━━━━━ Records for processing ━━━━━
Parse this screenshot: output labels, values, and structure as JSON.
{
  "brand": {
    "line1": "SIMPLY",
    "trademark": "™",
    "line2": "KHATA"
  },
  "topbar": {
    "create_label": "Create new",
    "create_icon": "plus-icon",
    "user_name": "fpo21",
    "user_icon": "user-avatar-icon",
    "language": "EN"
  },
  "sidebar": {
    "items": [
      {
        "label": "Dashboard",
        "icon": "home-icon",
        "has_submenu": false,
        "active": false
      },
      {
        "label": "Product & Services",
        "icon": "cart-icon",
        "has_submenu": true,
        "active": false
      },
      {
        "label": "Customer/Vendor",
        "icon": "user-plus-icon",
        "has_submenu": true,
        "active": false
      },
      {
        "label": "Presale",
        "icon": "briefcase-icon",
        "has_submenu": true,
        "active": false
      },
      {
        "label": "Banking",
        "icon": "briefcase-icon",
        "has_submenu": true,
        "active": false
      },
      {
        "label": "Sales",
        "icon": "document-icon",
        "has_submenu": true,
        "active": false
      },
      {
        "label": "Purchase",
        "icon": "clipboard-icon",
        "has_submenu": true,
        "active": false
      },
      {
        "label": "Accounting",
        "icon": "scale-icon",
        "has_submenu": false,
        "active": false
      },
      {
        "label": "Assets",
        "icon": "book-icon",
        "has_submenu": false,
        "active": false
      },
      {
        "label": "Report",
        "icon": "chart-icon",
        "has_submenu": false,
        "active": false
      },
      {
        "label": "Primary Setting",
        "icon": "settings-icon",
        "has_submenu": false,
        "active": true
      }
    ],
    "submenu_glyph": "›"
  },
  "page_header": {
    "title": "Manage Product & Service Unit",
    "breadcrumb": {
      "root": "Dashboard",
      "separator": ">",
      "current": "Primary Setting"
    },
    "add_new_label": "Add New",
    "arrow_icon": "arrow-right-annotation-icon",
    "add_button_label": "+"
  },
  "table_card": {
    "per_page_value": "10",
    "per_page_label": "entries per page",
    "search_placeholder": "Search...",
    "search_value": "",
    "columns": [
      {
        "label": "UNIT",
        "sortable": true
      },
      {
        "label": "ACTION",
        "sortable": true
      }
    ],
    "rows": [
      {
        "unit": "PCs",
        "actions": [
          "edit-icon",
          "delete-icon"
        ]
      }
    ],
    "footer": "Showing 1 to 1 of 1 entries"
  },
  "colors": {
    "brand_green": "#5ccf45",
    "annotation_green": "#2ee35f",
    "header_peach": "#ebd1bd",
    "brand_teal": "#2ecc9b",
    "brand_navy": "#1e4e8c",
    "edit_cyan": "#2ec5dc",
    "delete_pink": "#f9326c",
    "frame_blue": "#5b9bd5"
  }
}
━━━━━
» Problem requirements
Determine the number of lines containing "Product". Write only that number.

» Exercise result
2